TASK REQUIREMENTS:
Locate every line in the records below that contains the word "change", and copy each one.

WORKING DATA:
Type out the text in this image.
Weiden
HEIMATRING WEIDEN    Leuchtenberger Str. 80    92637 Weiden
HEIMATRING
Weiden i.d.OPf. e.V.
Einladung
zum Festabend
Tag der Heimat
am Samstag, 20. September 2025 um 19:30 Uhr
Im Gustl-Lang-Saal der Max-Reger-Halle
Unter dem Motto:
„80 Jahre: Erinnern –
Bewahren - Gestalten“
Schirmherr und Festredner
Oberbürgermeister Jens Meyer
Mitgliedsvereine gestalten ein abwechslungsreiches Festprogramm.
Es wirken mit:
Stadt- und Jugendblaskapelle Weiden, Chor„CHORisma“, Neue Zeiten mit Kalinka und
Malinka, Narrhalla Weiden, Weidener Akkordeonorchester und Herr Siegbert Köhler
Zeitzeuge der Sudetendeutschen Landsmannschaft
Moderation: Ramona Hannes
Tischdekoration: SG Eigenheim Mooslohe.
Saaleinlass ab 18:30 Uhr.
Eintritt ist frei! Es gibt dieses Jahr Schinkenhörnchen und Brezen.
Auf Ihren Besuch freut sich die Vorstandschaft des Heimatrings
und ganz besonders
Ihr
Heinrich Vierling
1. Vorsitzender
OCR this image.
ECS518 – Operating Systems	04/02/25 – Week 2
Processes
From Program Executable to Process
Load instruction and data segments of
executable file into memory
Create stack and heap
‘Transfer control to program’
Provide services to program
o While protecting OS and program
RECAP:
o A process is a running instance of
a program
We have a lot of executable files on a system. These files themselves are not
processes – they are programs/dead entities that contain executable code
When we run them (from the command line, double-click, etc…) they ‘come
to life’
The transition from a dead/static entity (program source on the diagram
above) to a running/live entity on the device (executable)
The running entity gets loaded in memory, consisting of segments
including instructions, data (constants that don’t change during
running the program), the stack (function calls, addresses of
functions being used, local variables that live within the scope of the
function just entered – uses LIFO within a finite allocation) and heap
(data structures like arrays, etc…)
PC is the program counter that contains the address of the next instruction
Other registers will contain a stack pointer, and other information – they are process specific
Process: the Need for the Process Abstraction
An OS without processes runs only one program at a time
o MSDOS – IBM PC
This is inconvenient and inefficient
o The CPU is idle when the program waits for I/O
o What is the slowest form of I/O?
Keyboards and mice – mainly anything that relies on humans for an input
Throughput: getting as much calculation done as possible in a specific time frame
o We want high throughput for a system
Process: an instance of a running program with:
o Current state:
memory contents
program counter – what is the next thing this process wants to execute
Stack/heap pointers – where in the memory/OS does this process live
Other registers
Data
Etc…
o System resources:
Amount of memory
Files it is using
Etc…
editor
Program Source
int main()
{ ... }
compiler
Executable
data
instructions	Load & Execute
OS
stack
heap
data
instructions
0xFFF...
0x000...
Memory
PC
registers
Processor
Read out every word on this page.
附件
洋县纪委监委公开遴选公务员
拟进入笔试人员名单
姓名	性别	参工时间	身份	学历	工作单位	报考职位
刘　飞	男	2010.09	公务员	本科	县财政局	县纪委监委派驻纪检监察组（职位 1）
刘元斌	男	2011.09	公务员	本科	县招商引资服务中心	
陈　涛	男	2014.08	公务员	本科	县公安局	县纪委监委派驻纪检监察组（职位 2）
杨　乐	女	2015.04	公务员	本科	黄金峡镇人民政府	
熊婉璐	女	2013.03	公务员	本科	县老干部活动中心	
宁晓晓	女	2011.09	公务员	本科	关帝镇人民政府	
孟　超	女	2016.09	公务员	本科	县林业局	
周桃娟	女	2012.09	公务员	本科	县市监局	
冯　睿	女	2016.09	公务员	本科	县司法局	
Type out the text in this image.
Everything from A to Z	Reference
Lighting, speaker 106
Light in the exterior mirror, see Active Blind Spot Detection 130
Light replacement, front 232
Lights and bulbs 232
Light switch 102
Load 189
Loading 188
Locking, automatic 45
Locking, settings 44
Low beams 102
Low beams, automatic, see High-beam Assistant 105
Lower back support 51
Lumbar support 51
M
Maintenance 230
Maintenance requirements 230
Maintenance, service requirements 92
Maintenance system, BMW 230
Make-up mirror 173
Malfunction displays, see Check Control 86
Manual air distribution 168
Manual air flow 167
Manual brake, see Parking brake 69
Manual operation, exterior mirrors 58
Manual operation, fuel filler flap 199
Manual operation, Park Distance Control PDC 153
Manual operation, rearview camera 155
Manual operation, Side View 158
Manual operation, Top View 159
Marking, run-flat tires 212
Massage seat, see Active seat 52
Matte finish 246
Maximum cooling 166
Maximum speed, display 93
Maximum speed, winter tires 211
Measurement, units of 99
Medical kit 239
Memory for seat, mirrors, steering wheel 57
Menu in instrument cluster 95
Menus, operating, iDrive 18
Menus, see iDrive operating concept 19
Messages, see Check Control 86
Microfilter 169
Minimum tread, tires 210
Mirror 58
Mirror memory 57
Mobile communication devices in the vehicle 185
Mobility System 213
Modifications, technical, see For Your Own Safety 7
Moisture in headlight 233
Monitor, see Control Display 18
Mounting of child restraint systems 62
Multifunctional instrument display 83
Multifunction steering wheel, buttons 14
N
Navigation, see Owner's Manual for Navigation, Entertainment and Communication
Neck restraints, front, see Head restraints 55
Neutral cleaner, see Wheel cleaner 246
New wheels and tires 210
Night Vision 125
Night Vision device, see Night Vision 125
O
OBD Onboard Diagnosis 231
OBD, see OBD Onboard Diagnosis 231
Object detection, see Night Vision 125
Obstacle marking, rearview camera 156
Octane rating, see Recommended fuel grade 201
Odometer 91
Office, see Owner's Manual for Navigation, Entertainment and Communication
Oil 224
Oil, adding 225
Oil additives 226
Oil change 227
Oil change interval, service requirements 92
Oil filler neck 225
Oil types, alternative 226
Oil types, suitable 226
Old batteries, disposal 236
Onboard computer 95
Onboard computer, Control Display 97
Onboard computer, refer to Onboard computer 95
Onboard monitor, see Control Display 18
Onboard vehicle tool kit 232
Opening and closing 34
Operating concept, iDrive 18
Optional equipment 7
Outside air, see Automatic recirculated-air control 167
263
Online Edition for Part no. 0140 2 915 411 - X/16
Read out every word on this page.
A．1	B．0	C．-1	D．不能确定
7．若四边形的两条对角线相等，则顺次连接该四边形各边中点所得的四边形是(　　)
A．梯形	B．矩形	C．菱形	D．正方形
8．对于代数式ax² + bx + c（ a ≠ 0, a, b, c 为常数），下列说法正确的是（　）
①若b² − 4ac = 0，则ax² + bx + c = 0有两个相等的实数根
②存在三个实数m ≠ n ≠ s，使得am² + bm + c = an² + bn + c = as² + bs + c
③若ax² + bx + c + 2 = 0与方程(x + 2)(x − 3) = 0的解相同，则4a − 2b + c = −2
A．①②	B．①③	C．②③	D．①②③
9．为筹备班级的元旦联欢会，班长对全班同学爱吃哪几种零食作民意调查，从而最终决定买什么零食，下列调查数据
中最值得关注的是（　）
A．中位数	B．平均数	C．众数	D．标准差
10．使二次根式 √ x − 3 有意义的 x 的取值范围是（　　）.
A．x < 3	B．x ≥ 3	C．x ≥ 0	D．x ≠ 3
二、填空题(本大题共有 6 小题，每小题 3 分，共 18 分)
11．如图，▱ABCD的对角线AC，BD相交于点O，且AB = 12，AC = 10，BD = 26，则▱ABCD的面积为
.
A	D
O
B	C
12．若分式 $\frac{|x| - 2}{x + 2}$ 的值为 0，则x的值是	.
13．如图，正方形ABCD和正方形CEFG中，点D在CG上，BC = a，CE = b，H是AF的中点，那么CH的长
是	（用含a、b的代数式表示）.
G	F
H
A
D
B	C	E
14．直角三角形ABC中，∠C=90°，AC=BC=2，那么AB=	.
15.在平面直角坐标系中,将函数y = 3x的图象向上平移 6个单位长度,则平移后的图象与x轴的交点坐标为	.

EXPECTED OUTPUT:
including instructions, data (constants that don’t change during
Oil change 227
Oil change interval, service requirements 92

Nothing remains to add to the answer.